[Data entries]
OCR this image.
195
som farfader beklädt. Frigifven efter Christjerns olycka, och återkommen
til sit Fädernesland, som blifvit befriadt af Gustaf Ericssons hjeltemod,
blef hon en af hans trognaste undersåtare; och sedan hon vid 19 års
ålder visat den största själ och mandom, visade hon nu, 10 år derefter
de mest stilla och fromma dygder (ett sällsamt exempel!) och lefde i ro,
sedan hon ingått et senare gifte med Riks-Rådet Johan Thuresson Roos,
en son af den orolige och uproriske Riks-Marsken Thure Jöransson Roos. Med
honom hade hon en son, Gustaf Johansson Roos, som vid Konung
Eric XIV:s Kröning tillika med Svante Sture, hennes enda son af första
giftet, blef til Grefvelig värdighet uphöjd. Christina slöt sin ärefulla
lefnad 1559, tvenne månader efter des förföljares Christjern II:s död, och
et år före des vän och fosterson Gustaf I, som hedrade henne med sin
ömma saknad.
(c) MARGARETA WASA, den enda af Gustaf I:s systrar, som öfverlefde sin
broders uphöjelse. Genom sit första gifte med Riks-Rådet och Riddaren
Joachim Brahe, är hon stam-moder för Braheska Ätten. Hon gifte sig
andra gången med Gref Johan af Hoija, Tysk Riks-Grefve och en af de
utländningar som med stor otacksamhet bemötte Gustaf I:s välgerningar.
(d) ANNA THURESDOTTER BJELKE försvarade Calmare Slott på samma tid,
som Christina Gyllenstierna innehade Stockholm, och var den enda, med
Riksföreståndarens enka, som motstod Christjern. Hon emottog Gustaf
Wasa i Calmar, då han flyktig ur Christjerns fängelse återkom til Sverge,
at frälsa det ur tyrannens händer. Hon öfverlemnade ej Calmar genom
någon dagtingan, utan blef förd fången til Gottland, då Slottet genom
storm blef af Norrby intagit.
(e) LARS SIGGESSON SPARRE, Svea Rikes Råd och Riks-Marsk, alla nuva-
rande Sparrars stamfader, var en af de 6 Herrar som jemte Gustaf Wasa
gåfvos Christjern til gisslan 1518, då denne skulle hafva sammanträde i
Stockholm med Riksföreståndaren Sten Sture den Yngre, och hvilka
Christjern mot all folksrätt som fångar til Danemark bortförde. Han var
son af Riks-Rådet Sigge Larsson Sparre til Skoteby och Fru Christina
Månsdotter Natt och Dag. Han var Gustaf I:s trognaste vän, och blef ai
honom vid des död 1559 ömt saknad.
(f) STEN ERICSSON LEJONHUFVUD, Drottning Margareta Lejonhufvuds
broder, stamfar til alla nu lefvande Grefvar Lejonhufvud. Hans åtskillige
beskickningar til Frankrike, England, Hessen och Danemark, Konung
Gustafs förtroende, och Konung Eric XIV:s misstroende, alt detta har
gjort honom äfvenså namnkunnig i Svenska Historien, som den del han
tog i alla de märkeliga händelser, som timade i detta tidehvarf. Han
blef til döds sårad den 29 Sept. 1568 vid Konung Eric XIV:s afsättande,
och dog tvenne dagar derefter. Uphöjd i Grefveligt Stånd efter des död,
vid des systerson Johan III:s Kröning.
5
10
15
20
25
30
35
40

- What to do -
Make a copy of each line in the records above that has the word "trognaste".

- Written response -
blef hon en af hans trognaste undersåtare; och sedan hon vid 19 års
Månsdotter Natt och Dag. Han var Gustaf I:s trognaste vän, och blef ai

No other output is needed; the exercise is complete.